- _WRITTEN PROBLEM_: Reply with one number: how many lines contain the word "What".
+++++
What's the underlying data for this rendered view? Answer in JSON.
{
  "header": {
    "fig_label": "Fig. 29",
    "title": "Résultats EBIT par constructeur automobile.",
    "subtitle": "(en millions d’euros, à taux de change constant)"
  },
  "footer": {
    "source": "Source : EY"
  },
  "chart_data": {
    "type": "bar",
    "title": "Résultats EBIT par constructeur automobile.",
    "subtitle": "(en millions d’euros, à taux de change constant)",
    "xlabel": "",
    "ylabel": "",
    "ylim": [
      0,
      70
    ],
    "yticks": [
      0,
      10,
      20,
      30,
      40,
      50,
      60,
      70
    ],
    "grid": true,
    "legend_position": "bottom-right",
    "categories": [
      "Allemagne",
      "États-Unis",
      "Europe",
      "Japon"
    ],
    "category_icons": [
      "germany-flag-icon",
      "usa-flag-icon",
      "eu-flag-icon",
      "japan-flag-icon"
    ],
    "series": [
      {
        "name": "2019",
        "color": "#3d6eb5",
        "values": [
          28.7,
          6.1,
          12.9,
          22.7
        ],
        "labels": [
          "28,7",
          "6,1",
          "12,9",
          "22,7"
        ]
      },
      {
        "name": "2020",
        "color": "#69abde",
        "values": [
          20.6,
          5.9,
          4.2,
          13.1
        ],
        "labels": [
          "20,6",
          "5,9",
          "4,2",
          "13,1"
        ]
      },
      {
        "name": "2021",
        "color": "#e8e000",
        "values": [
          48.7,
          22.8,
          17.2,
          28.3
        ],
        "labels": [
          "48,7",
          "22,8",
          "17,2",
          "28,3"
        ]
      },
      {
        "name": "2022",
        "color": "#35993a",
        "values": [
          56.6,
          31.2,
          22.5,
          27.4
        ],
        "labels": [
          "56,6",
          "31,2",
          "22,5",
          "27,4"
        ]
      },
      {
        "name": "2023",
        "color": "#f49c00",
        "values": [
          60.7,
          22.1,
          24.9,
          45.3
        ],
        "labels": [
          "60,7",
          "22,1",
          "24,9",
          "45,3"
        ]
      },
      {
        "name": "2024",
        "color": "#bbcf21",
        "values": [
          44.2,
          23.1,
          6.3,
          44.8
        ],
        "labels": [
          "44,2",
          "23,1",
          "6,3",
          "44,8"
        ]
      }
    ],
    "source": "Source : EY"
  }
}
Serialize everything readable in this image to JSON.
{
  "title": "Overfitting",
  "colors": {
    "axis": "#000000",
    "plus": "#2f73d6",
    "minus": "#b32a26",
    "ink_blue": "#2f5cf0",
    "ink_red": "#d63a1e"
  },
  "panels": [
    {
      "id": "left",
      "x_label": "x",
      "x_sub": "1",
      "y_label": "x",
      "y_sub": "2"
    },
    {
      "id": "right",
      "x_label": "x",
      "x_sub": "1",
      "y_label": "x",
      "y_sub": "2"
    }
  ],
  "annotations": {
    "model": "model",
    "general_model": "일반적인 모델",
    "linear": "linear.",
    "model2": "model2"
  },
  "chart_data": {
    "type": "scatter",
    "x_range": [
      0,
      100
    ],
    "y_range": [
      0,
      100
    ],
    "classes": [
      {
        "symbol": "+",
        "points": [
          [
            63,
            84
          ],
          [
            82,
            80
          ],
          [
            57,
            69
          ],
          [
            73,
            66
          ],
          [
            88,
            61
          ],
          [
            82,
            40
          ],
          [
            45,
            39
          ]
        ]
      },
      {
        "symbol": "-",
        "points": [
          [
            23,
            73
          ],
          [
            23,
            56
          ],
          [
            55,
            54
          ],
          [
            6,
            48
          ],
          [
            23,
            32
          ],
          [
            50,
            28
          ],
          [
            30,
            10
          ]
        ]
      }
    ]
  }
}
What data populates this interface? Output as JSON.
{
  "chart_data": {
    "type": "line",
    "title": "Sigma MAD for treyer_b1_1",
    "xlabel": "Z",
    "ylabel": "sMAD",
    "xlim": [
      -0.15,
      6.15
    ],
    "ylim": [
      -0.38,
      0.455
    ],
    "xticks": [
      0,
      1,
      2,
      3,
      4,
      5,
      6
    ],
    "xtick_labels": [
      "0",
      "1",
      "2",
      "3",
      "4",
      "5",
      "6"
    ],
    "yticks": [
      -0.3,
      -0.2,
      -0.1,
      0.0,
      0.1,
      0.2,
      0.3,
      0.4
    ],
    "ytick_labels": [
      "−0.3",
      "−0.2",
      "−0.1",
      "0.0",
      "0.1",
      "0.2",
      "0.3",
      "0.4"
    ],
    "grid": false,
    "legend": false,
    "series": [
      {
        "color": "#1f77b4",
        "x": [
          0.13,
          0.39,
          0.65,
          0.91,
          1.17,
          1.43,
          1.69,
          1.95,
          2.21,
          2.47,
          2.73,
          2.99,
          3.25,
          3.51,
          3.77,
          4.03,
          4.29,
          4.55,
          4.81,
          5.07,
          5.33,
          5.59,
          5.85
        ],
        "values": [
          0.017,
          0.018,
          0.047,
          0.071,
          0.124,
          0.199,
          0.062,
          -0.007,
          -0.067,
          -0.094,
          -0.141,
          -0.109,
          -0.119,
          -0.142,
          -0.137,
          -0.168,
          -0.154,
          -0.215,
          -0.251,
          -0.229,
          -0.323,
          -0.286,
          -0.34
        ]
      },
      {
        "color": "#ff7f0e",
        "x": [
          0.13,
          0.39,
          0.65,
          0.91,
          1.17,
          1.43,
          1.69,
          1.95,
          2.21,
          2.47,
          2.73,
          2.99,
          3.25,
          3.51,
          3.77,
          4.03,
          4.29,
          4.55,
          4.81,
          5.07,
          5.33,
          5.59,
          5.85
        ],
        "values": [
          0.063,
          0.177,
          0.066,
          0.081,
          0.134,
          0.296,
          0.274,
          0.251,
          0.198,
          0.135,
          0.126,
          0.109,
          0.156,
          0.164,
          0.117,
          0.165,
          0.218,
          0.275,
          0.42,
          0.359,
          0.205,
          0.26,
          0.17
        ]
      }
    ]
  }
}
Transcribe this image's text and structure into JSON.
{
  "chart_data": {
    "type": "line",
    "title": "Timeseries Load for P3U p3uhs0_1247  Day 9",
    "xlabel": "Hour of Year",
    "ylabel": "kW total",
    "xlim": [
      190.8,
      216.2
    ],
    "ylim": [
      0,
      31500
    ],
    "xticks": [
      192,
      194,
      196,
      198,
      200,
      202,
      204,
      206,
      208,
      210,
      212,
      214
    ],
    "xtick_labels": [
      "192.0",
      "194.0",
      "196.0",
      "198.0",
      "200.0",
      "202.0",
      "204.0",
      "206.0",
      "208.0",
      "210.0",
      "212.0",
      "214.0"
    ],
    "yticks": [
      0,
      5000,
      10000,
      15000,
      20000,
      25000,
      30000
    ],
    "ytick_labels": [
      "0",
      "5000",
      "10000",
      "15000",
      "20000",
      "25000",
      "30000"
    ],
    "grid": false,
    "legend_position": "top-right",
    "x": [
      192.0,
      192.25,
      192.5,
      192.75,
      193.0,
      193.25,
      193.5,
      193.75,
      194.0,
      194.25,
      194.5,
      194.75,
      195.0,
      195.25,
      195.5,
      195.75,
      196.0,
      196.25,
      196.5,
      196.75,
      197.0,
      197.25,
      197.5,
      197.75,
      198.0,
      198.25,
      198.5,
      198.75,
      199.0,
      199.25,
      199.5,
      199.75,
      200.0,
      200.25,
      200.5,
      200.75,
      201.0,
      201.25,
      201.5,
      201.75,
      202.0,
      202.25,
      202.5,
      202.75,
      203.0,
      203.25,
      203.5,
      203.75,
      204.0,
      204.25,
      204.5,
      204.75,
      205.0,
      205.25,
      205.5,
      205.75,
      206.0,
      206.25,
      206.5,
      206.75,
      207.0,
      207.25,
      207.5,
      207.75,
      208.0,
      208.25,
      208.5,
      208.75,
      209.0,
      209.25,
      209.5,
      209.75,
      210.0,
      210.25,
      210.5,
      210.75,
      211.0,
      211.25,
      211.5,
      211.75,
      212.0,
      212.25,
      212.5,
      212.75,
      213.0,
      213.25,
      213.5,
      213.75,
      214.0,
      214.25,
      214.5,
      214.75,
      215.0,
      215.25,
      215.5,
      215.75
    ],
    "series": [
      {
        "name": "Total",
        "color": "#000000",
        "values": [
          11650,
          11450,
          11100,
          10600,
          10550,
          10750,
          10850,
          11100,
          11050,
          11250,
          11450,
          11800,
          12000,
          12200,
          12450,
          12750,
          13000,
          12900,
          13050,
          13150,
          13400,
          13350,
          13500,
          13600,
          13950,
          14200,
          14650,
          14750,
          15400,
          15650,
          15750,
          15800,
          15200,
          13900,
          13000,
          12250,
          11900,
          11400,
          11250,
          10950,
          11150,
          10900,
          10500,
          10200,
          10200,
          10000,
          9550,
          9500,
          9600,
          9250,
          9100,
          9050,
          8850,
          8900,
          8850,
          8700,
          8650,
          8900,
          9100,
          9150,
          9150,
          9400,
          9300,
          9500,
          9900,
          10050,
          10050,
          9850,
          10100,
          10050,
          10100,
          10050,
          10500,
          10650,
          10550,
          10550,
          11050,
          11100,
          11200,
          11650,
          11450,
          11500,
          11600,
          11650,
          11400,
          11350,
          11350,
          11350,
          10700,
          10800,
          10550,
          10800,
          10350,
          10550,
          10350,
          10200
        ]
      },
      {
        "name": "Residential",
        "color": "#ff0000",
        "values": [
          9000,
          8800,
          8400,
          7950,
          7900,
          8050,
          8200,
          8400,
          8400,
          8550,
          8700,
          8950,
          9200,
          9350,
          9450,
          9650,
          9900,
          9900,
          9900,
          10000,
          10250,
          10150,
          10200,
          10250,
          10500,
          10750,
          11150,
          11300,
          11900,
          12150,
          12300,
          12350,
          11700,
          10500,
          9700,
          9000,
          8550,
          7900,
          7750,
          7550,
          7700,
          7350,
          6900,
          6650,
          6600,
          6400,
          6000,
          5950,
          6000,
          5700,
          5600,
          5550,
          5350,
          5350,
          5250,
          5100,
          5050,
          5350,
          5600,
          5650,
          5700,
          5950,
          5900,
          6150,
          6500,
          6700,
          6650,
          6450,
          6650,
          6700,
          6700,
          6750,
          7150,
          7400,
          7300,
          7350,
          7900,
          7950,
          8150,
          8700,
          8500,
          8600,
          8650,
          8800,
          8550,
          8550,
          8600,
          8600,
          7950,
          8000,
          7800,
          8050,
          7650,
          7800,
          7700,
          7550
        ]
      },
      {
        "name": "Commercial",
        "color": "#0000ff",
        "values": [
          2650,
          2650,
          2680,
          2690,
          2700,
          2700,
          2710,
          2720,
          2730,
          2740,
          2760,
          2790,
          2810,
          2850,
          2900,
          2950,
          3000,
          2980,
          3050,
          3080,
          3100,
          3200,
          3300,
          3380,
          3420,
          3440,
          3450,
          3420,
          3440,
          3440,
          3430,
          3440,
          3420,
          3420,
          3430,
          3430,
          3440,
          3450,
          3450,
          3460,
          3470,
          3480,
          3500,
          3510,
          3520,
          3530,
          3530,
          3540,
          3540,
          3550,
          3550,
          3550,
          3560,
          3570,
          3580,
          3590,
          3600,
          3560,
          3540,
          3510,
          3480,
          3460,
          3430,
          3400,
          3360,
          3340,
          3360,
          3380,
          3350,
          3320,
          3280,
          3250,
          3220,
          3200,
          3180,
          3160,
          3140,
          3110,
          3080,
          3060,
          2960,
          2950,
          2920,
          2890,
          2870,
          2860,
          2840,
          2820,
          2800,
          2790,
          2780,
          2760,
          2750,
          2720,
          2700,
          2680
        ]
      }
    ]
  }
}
+++++
- _WRITTEN ANSWER_: 2